GOAL -
Arrange every line from all of the records below as a numbered list, leaving out any blank lines.

RECORDS PROVIDED -
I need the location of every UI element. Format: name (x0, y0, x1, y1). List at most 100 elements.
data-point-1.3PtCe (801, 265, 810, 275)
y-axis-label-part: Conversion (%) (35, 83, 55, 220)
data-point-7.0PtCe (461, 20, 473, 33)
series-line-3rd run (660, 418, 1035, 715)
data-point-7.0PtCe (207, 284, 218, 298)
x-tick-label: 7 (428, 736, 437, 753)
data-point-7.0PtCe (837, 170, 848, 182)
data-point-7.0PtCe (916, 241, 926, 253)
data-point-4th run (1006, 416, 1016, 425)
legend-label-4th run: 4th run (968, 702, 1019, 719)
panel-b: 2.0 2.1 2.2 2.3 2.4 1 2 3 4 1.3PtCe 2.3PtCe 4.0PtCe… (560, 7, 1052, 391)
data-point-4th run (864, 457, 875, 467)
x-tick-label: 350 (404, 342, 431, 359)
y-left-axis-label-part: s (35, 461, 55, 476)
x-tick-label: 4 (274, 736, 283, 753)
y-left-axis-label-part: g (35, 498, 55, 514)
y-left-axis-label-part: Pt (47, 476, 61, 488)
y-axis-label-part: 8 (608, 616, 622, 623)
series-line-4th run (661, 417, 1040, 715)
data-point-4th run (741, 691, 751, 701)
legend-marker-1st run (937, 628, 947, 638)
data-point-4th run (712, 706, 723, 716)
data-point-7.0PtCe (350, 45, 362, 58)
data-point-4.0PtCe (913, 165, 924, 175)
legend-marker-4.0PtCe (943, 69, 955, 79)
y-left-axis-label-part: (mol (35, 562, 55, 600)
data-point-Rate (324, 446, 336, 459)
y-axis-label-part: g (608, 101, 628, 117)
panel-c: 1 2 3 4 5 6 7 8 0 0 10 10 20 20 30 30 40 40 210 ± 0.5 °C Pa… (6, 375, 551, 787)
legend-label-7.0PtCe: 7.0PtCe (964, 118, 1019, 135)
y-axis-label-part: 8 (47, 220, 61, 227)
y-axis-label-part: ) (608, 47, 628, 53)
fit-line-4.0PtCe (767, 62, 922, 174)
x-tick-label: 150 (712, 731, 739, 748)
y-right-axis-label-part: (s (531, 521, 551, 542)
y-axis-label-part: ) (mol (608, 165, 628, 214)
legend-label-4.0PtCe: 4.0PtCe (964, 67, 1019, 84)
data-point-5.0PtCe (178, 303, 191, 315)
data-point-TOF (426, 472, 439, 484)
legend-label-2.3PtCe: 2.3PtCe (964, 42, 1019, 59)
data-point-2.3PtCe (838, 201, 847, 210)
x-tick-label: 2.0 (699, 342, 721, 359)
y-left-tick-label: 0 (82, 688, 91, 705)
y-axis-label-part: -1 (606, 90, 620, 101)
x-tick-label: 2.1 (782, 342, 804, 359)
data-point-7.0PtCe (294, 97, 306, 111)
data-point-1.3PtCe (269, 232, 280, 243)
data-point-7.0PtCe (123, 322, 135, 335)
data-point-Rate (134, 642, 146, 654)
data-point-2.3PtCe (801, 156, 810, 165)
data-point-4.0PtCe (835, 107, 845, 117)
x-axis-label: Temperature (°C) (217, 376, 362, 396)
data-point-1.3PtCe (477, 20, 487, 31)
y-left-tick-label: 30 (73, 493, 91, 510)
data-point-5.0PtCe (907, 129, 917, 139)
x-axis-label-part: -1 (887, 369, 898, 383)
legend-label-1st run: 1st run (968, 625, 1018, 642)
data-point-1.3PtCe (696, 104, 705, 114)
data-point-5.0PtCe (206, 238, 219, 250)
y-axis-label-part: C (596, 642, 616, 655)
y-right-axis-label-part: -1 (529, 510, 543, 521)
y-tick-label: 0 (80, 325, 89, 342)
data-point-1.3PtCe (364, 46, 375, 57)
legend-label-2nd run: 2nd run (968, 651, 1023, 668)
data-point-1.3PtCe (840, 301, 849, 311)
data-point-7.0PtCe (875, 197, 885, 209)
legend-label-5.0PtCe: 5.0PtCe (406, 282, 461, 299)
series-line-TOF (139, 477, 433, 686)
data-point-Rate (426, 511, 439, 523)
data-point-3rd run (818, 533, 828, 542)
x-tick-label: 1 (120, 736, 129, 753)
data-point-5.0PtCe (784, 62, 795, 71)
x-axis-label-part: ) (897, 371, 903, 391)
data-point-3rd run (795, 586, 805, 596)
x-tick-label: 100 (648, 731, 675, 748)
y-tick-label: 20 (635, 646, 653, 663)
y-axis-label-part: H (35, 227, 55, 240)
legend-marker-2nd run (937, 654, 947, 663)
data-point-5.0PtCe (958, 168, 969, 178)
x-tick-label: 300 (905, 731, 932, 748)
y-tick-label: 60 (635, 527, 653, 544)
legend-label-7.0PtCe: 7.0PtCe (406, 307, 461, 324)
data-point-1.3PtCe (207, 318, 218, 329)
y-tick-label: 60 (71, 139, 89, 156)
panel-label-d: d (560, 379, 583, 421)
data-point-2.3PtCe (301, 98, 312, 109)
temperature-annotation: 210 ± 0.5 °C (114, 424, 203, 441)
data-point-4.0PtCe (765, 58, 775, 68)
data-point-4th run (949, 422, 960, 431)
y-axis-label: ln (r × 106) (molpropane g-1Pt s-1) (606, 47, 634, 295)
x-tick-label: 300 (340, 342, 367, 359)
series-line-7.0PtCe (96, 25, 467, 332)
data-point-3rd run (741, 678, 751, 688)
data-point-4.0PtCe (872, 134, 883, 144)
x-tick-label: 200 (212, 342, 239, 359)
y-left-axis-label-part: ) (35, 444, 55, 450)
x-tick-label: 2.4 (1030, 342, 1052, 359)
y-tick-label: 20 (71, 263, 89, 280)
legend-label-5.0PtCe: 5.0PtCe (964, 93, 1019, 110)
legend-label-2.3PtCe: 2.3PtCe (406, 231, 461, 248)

ANSWER TO THIS TASK -
1. I need the location of every UI element. Format: name (x0, y0, x1, y1). List at most 100 elements.
2. data-point-1.3PtCe (801, 265, 810, 275)
3. y-axis-label-part: Conversion (%) (35, 83, 55, 220)
4. data-point-7.0PtCe (461, 20, 473, 33)
5. series-line-3rd run (660, 418, 1035, 715)
6. data-point-7.0PtCe (207, 284, 218, 298)
7. x-tick-label: 7 (428, 736, 437, 753)
8. data-point-7.0PtCe (837, 170, 848, 182)
9. data-point-7.0PtCe (916, 241, 926, 253)
10. data-point-4th run (1006, 416, 1016, 425)
11. legend-label-4th run: 4th run (968, 702, 1019, 719)
12. panel-b: 2.0 2.1 2.2 2.3 2.4 1 2 3 4 1.3PtCe 2.3PtCe 4.0PtCe… (560, 7, 1052, 391)
13. data-point-4th run (864, 457, 875, 467)
14. x-tick-label: 350 (404, 342, 431, 359)
15. y-left-axis-label-part: s (35, 461, 55, 476)
16. x-tick-label: 4 (274, 736, 283, 753)
17. y-left-axis-label-part: g (35, 498, 55, 514)
18. y-left-axis-label-part: Pt (47, 476, 61, 488)
19. y-axis-label-part: 8 (608, 616, 622, 623)
20. series-line-4th run (661, 417, 1040, 715)
21. data-point-4th run (741, 691, 751, 701)
22. legend-marker-1st run (937, 628, 947, 638)
23. data-point-4th run (712, 706, 723, 716)
24. data-point-7.0PtCe (350, 45, 362, 58)
25. data-point-4.0PtCe (913, 165, 924, 175)
26. legend-marker-4.0PtCe (943, 69, 955, 79)
27. y-left-axis-label-part: (mol (35, 562, 55, 600)
28. data-point-Rate (324, 446, 336, 459)
29. y-axis-label-part: g (608, 101, 628, 117)
30. panel-c: 1 2 3 4 5 6 7 8 0 0 10 10 20 20 30 30 40 40 210 ± 0.5 °C Pa… (6, 375, 551, 787)
31. legend-label-7.0PtCe: 7.0PtCe (964, 118, 1019, 135)
32. y-axis-label-part: 8 (47, 220, 61, 227)
33. y-axis-label-part: ) (608, 47, 628, 53)
34. fit-line-4.0PtCe (767, 62, 922, 174)
35. x-tick-label: 150 (712, 731, 739, 748)
36. y-right-axis-label-part: (s (531, 521, 551, 542)
37. y-axis-label-part: ) (mol (608, 165, 628, 214)
38. legend-label-4.0PtCe: 4.0PtCe (964, 67, 1019, 84)
39. data-point-5.0PtCe (178, 303, 191, 315)
40. data-point-TOF (426, 472, 439, 484)
41. legend-label-2.3PtCe: 2.3PtCe (964, 42, 1019, 59)
42. data-point-2.3PtCe (838, 201, 847, 210)
43. x-tick-label: 2.0 (699, 342, 721, 359)
44. y-left-tick-label: 0 (82, 688, 91, 705)
45. y-axis-label-part: -1 (606, 90, 620, 101)
46. x-tick-label: 2.1 (782, 342, 804, 359)
47. data-point-7.0PtCe (294, 97, 306, 111)
48. data-point-1.3PtCe (269, 232, 280, 243)
49. data-point-7.0PtCe (123, 322, 135, 335)
50. data-point-Rate (134, 642, 146, 654)
51. data-point-2.3PtCe (801, 156, 810, 165)
52. data-point-4.0PtCe (835, 107, 845, 117)
53. x-axis-label: Temperature (°C) (217, 376, 362, 396)
54. data-point-1.3PtCe (477, 20, 487, 31)
55. y-left-tick-label: 30 (73, 493, 91, 510)
56. data-point-5.0PtCe (907, 129, 917, 139)
57. x-axis-label-part: -1 (887, 369, 898, 383)
58. legend-label-1st run: 1st run (968, 625, 1018, 642)
59. data-point-1.3PtCe (696, 104, 705, 114)
60. data-point-5.0PtCe (206, 238, 219, 250)
61. y-axis-label-part: C (596, 642, 616, 655)
62. y-right-axis-label-part: -1 (529, 510, 543, 521)
63. y-tick-label: 0 (80, 325, 89, 342)
64. data-point-1.3PtCe (364, 46, 375, 57)
65. legend-label-2nd run: 2nd run (968, 651, 1023, 668)
66. data-point-1.3PtCe (840, 301, 849, 311)
67. data-point-7.0PtCe (875, 197, 885, 209)
68. legend-label-5.0PtCe: 5.0PtCe (406, 282, 461, 299)
69. series-line-TOF (139, 477, 433, 686)
70. data-point-Rate (426, 511, 439, 523)
71. data-point-3rd run (818, 533, 828, 542)
72. x-tick-label: 1 (120, 736, 129, 753)
73. data-point-5.0PtCe (784, 62, 795, 71)
74. x-axis-label-part: ) (897, 371, 903, 391)
75. data-point-3rd run (795, 586, 805, 596)
76. x-tick-label: 100 (648, 731, 675, 748)
77. y-tick-label: 20 (635, 646, 653, 663)
78. y-axis-label-part: H (35, 227, 55, 240)
79. legend-marker-2nd run (937, 654, 947, 663)
80. data-point-5.0PtCe (958, 168, 969, 178)
81. x-tick-label: 300 (905, 731, 932, 748)
82. y-tick-label: 60 (635, 527, 653, 544)
83. legend-label-7.0PtCe: 7.0PtCe (406, 307, 461, 324)
84. data-point-1.3PtCe (207, 318, 218, 329)
85. y-tick-label: 60 (71, 139, 89, 156)
86. panel-label-d: d (560, 379, 583, 421)
87. data-point-2.3PtCe (301, 98, 312, 109)
88. temperature-annotation: 210 ± 0.5 °C (114, 424, 203, 441)
89. data-point-4.0PtCe (765, 58, 775, 68)
90. data-point-4th run (949, 422, 960, 431)
91. y-axis-label: ln (r × 106) (molpropane g-1Pt s-1) (606, 47, 634, 295)
92. x-tick-label: 300 (340, 342, 367, 359)
93. series-line-7.0PtCe (96, 25, 467, 332)
94. data-point-3rd run (741, 678, 751, 688)
95. data-point-4.0PtCe (872, 134, 883, 144)
96. x-tick-label: 200 (212, 342, 239, 359)
97. y-left-axis-label-part: ) (35, 444, 55, 450)
98. x-tick-label: 2.4 (1030, 342, 1052, 359)
99. y-tick-label: 20 (71, 263, 89, 280)
100. legend-label-5.0PtCe: 5.0PtCe (964, 93, 1019, 110)
101. legend-label-2.3PtCe: 2.3PtCe (406, 231, 461, 248)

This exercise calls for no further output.